- **Short exercise**
Scan the entries below for the word "SQNR". Copy each line that has it.

- **Given data**
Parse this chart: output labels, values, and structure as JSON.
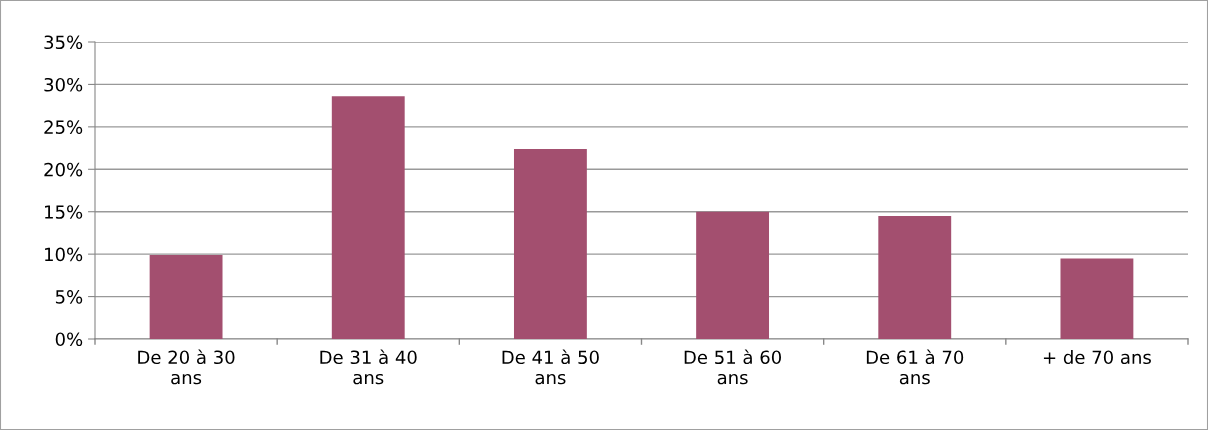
{
  "chart_data": {
    "type": "bar",
    "categories": [
      "De 20 à 30 ans",
      "De 31 à 40 ans",
      "De 41 à 50 ans",
      "De 51 à 60 ans",
      "De 61 à 70 ans",
      "+ de 70 ans"
    ],
    "values": [
      9.9,
      28.6,
      22.4,
      15.0,
      14.5,
      9.5
    ],
    "color": "#a34f6f",
    "ylim": [
      0,
      35
    ],
    "yticks": [
      {
        "value": 0,
        "label": "0%"
      },
      {
        "value": 5,
        "label": "5%"
      },
      {
        "value": 10,
        "label": "10%"
      },
      {
        "value": 15,
        "label": "15%"
      },
      {
        "value": 20,
        "label": "20%"
      },
      {
        "value": 25,
        "label": "25%"
      },
      {
        "value": 30,
        "label": "30%"
      },
      {
        "value": 35,
        "label": "35%"
      }
    ],
    "grid": "y",
    "legend": false
  }
}
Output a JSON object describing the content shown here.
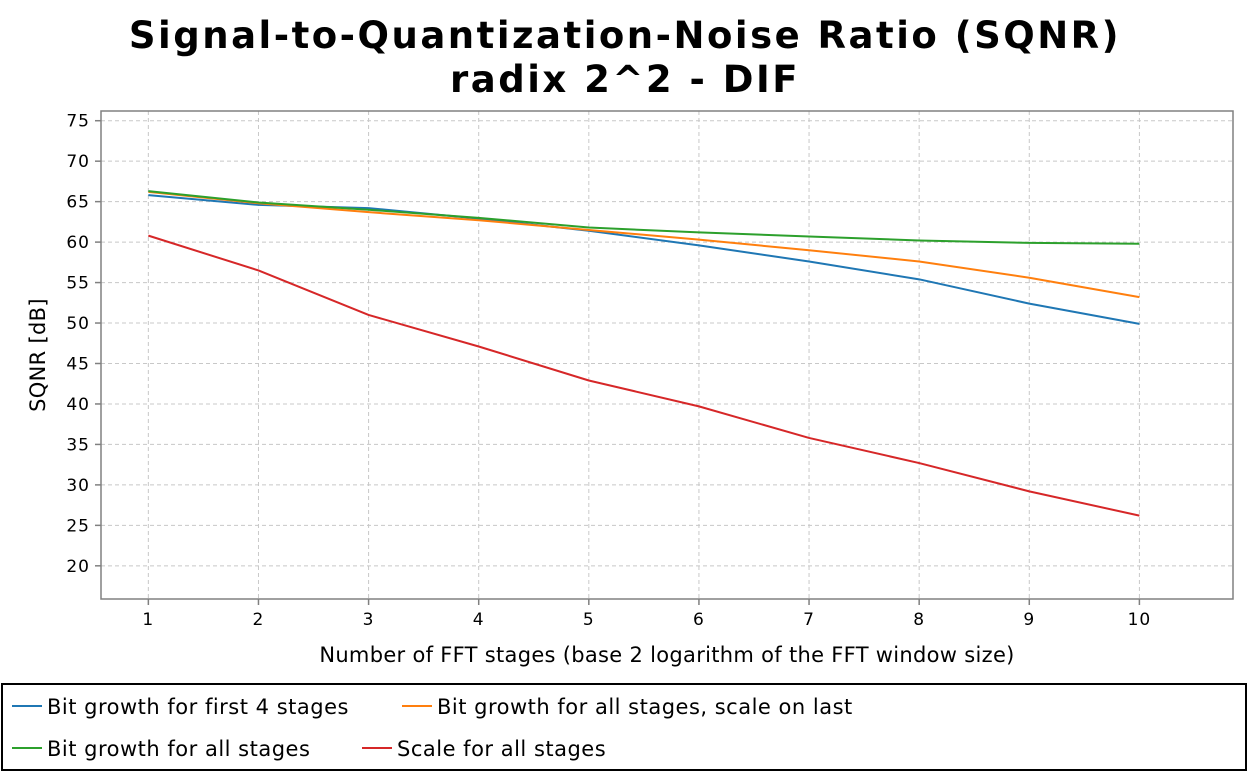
{
  "chart_data": {
    "type": "line",
    "title": "Signal-to-Quantization-Noise Ratio (SQNR)",
    "subtitle": "radix 2^2 - DIF",
    "xlabel": "Number of FFT stages (base 2 logarithm of the FFT window size)",
    "ylabel": "SQNR [dB]",
    "x": [
      1,
      2,
      3,
      4,
      5,
      6,
      7,
      8,
      9,
      10
    ],
    "x_ticks": [
      "1",
      "2",
      "3",
      "4",
      "5",
      "6",
      "7",
      "8",
      "9",
      "10"
    ],
    "y_ticks": [
      "20",
      "25",
      "30",
      "35",
      "40",
      "45",
      "50",
      "55",
      "60",
      "65",
      "70",
      "75"
    ],
    "xlim": [
      0.57,
      10.85
    ],
    "ylim": [
      15.9,
      76.2
    ],
    "grid": true,
    "legend_position": "bottom",
    "series": [
      {
        "name": "Bit growth for first 4 stages",
        "color": "#1f77b4",
        "values": [
          65.8,
          64.6,
          64.2,
          62.9,
          61.4,
          59.6,
          57.6,
          55.4,
          52.4,
          49.9
        ]
      },
      {
        "name": "Bit growth for all stages, scale on last",
        "color": "#ff7f0e",
        "values": [
          66.2,
          64.8,
          63.7,
          62.7,
          61.5,
          60.3,
          59.0,
          57.6,
          55.6,
          53.2
        ]
      },
      {
        "name": "Bit growth for all stages",
        "color": "#2ca02c",
        "values": [
          66.3,
          64.9,
          64.0,
          63.0,
          61.8,
          61.2,
          60.7,
          60.2,
          59.9,
          59.8
        ]
      },
      {
        "name": "Scale for all stages",
        "color": "#d62728",
        "values": [
          60.8,
          56.5,
          51.0,
          47.1,
          42.9,
          39.7,
          35.8,
          32.7,
          29.2,
          26.2
        ]
      }
    ]
  }
}
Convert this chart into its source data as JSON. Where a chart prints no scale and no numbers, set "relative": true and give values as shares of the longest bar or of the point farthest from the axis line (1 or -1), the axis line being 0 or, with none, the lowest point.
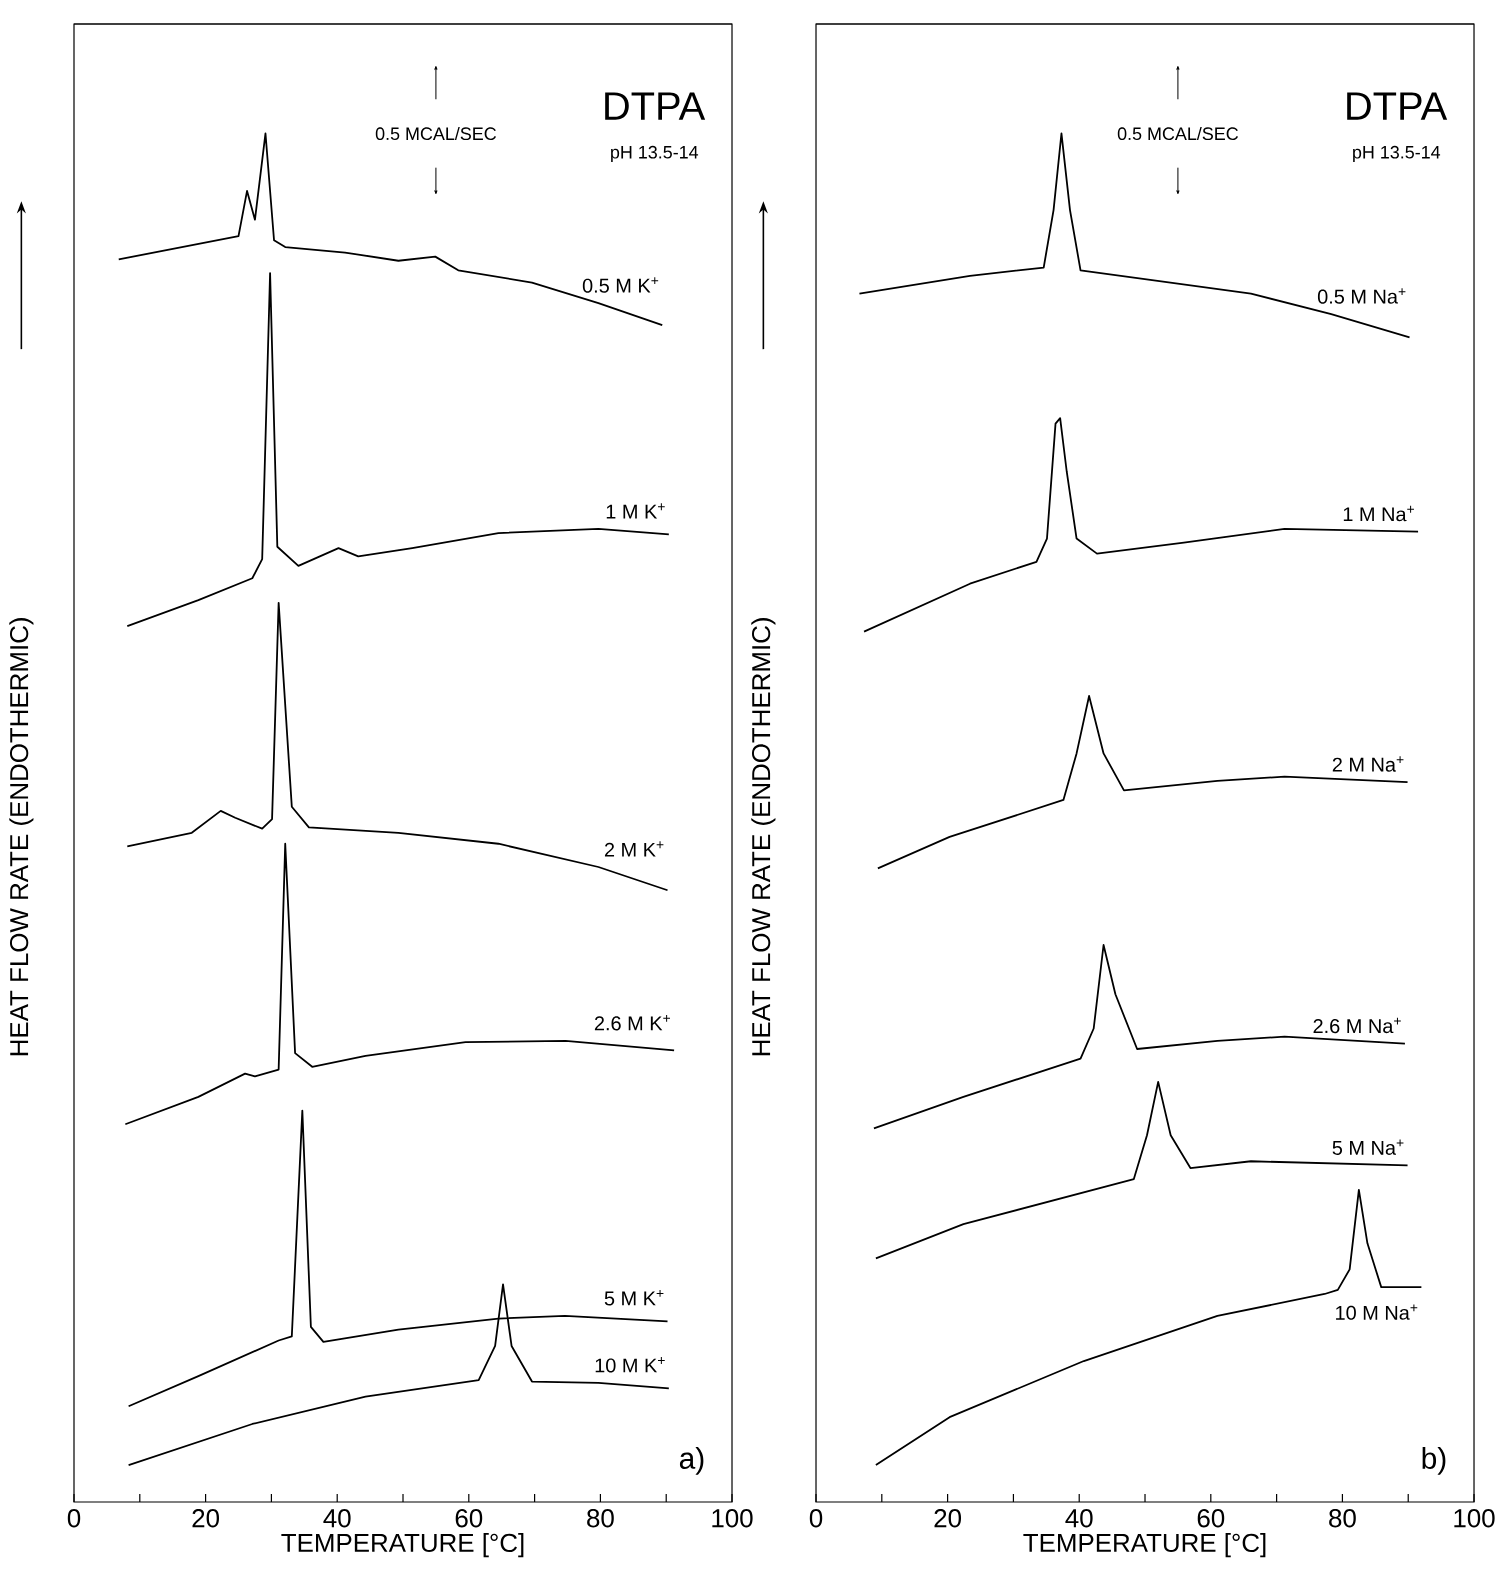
{
  "chart_data": [
    {
      "type": "line",
      "title": "DTPA",
      "xlabel": "TEMPERATURE [°C]",
      "ylabel": "HEAT FLOW RATE (ENDOTHERMIC)",
      "annotations": [
        "0.5 MCAL/SEC",
        "pH 13.5-14",
        "a)"
      ],
      "xlim": [
        0,
        100
      ],
      "xticks": [
        0,
        {
          "value": 10,
          "label": null
        },
        20,
        {
          "value": 30,
          "label": null
        },
        40,
        {
          "value": 50,
          "label": null
        },
        60,
        {
          "value": 70,
          "label": null
        },
        80,
        {
          "value": 90,
          "label": null
        },
        100
      ],
      "relative": true,
      "series": [
        {
          "name": "0.5 M K$^{+}$",
          "color": "#000000",
          "x": [
            6.8,
            25.0,
            26.3,
            27.5,
            29.1,
            30.4,
            32.1,
            41.2,
            49.3,
            54.9,
            58.4,
            69.6,
            79.7,
            89.4
          ],
          "values": [
            0.908,
            0.925,
            0.958,
            0.937,
            1.0,
            0.922,
            0.917,
            0.913,
            0.907,
            0.91,
            0.9,
            0.891,
            0.876,
            0.86
          ]
        },
        {
          "name": "1 M K$^{+}$",
          "color": "#000000",
          "x": [
            8.1,
            18.9,
            27.1,
            28.6,
            29.8,
            30.9,
            34.1,
            40.2,
            43.2,
            51.4,
            64.5,
            79.7,
            90.4
          ],
          "values": [
            0.64,
            0.659,
            0.675,
            0.689,
            0.898,
            0.698,
            0.684,
            0.697,
            0.691,
            0.697,
            0.708,
            0.711,
            0.707
          ]
        },
        {
          "name": "2 M K$^{+}$",
          "color": "#000000",
          "x": [
            8.1,
            17.9,
            22.3,
            24.5,
            28.6,
            30.1,
            31.1,
            33.1,
            35.7,
            49.3,
            64.5,
            79.7,
            90.2
          ],
          "values": [
            0.479,
            0.489,
            0.505,
            0.5,
            0.492,
            0.499,
            0.657,
            0.508,
            0.493,
            0.489,
            0.481,
            0.464,
            0.447
          ]
        },
        {
          "name": "2.6 M K$^{+}$",
          "color": "#000000",
          "x": [
            7.8,
            18.9,
            26.0,
            27.5,
            31.1,
            32.1,
            33.6,
            36.2,
            44.3,
            59.5,
            74.7,
            91.2
          ],
          "values": [
            0.276,
            0.296,
            0.313,
            0.311,
            0.316,
            0.481,
            0.328,
            0.318,
            0.326,
            0.336,
            0.337,
            0.33
          ]
        },
        {
          "name": "5 M K$^{+}$",
          "color": "#000000",
          "x": [
            8.3,
            18.9,
            31.1,
            33.1,
            34.7,
            36.0,
            37.9,
            49.3,
            64.5,
            74.6,
            90.2
          ],
          "values": [
            0.07,
            0.092,
            0.118,
            0.121,
            0.286,
            0.128,
            0.117,
            0.126,
            0.134,
            0.136,
            0.132
          ]
        },
        {
          "name": "10 M K$^{+}$",
          "color": "#000000",
          "x": [
            8.3,
            27.1,
            44.3,
            61.5,
            64.0,
            65.2,
            66.5,
            69.6,
            79.7,
            90.4
          ],
          "values": [
            0.027,
            0.057,
            0.077,
            0.089,
            0.114,
            0.159,
            0.114,
            0.088,
            0.087,
            0.083
          ]
        }
      ]
    },
    {
      "type": "line",
      "title": "DTPA",
      "xlabel": "TEMPERATURE [°C]",
      "ylabel": "HEAT FLOW RATE (ENDOTHERMIC)",
      "annotations": [
        "0.5 MCAL/SEC",
        "pH 13.5-14",
        "b)"
      ],
      "xlim": [
        0,
        100
      ],
      "xticks": [
        0,
        {
          "value": 10,
          "label": null
        },
        20,
        {
          "value": 30,
          "label": null
        },
        40,
        {
          "value": 50,
          "label": null
        },
        60,
        {
          "value": 70,
          "label": null
        },
        80,
        {
          "value": 90,
          "label": null
        },
        100
      ],
      "relative": true,
      "series": [
        {
          "name": "0.5 M Na$^{+}$",
          "color": "#000000",
          "x": [
            6.6,
            23.4,
            34.6,
            36.1,
            37.3,
            38.6,
            40.2,
            50.8,
            66.1,
            78.3,
            90.2
          ],
          "values": [
            0.883,
            0.896,
            0.902,
            0.944,
            1.0,
            0.944,
            0.9,
            0.893,
            0.883,
            0.868,
            0.851
          ]
        },
        {
          "name": "1 M Na$^{+}$",
          "color": "#000000",
          "x": [
            7.3,
            23.4,
            33.5,
            35.1,
            36.4,
            37.1,
            38.1,
            39.6,
            42.7,
            55.9,
            71.2,
            91.5
          ],
          "values": [
            0.636,
            0.671,
            0.687,
            0.704,
            0.788,
            0.792,
            0.753,
            0.704,
            0.693,
            0.701,
            0.711,
            0.709
          ]
        },
        {
          "name": "2 M Na$^{+}$",
          "color": "#000000",
          "x": [
            9.4,
            20.3,
            37.6,
            39.6,
            41.5,
            43.7,
            46.8,
            61.0,
            71.2,
            89.9
          ],
          "values": [
            0.463,
            0.486,
            0.513,
            0.547,
            0.589,
            0.547,
            0.52,
            0.527,
            0.53,
            0.526
          ]
        },
        {
          "name": "2.6 M Na$^{+}$",
          "color": "#000000",
          "x": [
            8.8,
            22.4,
            40.2,
            42.2,
            43.7,
            45.5,
            48.8,
            61.0,
            71.2,
            89.5
          ],
          "values": [
            0.273,
            0.296,
            0.324,
            0.346,
            0.407,
            0.371,
            0.331,
            0.337,
            0.34,
            0.335
          ]
        },
        {
          "name": "5 M Na$^{+}$",
          "color": "#000000",
          "x": [
            9.1,
            22.4,
            48.3,
            50.3,
            52.0,
            53.9,
            56.9,
            66.1,
            89.9
          ],
          "values": [
            0.178,
            0.203,
            0.236,
            0.268,
            0.307,
            0.268,
            0.244,
            0.249,
            0.246
          ]
        },
        {
          "name": "10 M Na$^{+}$",
          "color": "#000000",
          "x": [
            9.1,
            20.3,
            40.7,
            61.0,
            77.3,
            79.3,
            81.1,
            82.5,
            83.8,
            85.9,
            92.0
          ],
          "values": [
            0.027,
            0.062,
            0.103,
            0.136,
            0.152,
            0.155,
            0.17,
            0.228,
            0.189,
            0.157,
            0.157
          ]
        }
      ]
    }
  ]
}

- **Output below**
    "title": "Signal-to-Quantization-Noise Ratio (SQNR)",
    "ylabel": "SQNR [dB]",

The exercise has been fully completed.